WHAT IS NEEDED: It is required that all of the data be written out exactly.

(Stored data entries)

──────────

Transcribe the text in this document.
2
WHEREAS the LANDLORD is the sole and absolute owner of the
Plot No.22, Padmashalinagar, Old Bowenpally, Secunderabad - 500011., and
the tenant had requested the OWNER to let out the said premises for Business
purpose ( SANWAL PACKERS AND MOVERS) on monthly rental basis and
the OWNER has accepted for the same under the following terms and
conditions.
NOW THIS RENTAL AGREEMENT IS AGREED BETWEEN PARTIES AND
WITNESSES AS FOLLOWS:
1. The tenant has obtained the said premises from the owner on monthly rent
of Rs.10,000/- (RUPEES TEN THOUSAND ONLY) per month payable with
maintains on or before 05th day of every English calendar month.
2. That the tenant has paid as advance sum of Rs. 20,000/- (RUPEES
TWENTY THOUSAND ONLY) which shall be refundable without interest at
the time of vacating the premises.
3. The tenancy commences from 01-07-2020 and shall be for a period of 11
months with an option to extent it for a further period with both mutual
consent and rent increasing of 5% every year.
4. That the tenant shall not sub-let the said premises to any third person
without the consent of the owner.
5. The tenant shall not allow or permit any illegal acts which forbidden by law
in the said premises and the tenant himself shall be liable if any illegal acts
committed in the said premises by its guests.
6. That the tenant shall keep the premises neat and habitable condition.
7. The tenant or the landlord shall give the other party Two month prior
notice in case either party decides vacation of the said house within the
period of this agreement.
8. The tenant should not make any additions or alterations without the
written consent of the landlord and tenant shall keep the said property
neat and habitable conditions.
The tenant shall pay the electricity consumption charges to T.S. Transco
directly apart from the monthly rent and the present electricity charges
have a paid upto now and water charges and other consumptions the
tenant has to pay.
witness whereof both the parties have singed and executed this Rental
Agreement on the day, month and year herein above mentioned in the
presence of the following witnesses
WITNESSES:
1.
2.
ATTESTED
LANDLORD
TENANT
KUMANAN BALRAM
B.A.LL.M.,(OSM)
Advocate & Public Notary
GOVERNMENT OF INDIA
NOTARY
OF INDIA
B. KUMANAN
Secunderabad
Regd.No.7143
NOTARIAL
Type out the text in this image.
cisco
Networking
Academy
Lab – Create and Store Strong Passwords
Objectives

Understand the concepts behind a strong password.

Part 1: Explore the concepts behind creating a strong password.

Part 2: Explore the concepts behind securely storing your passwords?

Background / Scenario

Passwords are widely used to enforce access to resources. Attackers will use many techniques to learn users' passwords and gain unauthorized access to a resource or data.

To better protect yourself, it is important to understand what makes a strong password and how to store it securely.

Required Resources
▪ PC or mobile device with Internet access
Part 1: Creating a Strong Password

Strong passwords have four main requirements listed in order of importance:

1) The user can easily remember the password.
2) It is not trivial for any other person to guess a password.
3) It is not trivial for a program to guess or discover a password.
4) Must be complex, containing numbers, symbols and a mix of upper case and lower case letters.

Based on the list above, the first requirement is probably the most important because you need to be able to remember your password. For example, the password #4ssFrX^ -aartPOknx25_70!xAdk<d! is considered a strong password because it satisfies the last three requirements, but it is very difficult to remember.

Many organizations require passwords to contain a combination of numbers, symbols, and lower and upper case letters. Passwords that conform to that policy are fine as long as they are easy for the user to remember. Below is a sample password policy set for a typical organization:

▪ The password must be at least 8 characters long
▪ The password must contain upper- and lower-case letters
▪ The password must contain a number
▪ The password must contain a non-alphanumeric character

──────────

RESULT:
Transcribe the text in this document.
2
WHEREAS the LANDLORD is the sole and absolute owner of the
Plot No.22, Padmashalinagar, Old Bowenpally, Secunderabad - 500011., and
the tenant had requested the OWNER to let out the said premises for Business
purpose ( SANWAL PACKERS AND MOVERS) on monthly rental basis and
the OWNER has accepted for the same under the following terms and
conditions.
NOW THIS RENTAL AGREEMENT IS AGREED BETWEEN PARTIES AND
WITNESSES AS FOLLOWS:
1. The tenant has obtained the said premises from the owner on monthly rent
of Rs.10,000/- (RUPEES TEN THOUSAND ONLY) per month payable with
maintains on or before 05th day of every English calendar month.
2. That the tenant has paid as advance sum of Rs. 20,000/- (RUPEES
TWENTY THOUSAND ONLY) which shall be refundable without interest at
the time of vacating the premises.
3. The tenancy commences from 01-07-2020 and shall be for a period of 11
months with an option to extent it for a further period with both mutual
consent and rent increasing of 5% every year.
4. That the tenant shall not sub-let the said premises to any third person
without the consent of the owner.
5. The tenant shall not allow or permit any illegal acts which forbidden by law
in the said premises and the tenant himself shall be liable if any illegal acts
committed in the said premises by its guests.
6. That the tenant shall keep the premises neat and habitable condition.
7. The tenant or the landlord shall give the other party Two month prior
notice in case either party decides vacation of the said house within the
period of this agreement.
8. The tenant should not make any additions or alterations without the
written consent of the landlord and tenant shall keep the said property
neat and habitable conditions.
The tenant shall pay the electricity consumption charges to T.S. Transco
directly apart from the monthly rent and the present electricity charges
have a paid upto now and water charges and other consumptions the
tenant has to pay.
witness whereof both the parties have singed and executed this Rental
Agreement on the day, month and year herein above mentioned in the
presence of the following witnesses
WITNESSES:
1.
2.
ATTESTED
LANDLORD
TENANT
KUMANAN BALRAM
B.A.LL.M.,(OSM)
Advocate & Public Notary
GOVERNMENT OF INDIA
NOTARY
OF INDIA
B. KUMANAN
Secunderabad
Regd.No.7143
NOTARIAL
Type out the text in this image.
cisco
Networking
Academy
Lab – Create and Store Strong Passwords
Objectives

Understand the concepts behind a strong password.

Part 1: Explore the concepts behind creating a strong password.

Part 2: Explore the concepts behind securely storing your passwords?

Background / Scenario

Passwords are widely used to enforce access to resources. Attackers will use many techniques to learn users' passwords and gain unauthorized access to a resource or data.

To better protect yourself, it is important to understand what makes a strong password and how to store it securely.

Required Resources
▪ PC or mobile device with Internet access
Part 1: Creating a Strong Password

Strong passwords have four main requirements listed in order of importance:

1) The user can easily remember the password.
2) It is not trivial for any other person to guess a password.
3) It is not trivial for a program to guess or discover a password.
4) Must be complex, containing numbers, symbols and a mix of upper case and lower case letters.

Based on the list above, the first requirement is probably the most important because you need to be able to remember your password. For example, the password #4ssFrX^ -aartPOknx25_70!xAdk<d! is considered a strong password because it satisfies the last three requirements, but it is very difficult to remember.

Many organizations require passwords to contain a combination of numbers, symbols, and lower and upper case letters. Passwords that conform to that policy are fine as long as they are easy for the user to remember. Below is a sample password policy set for a typical organization:

▪ The password must be at least 8 characters long
▪ The password must contain upper- and lower-case letters
▪ The password must contain a number
▪ The password must contain a non-alphanumeric character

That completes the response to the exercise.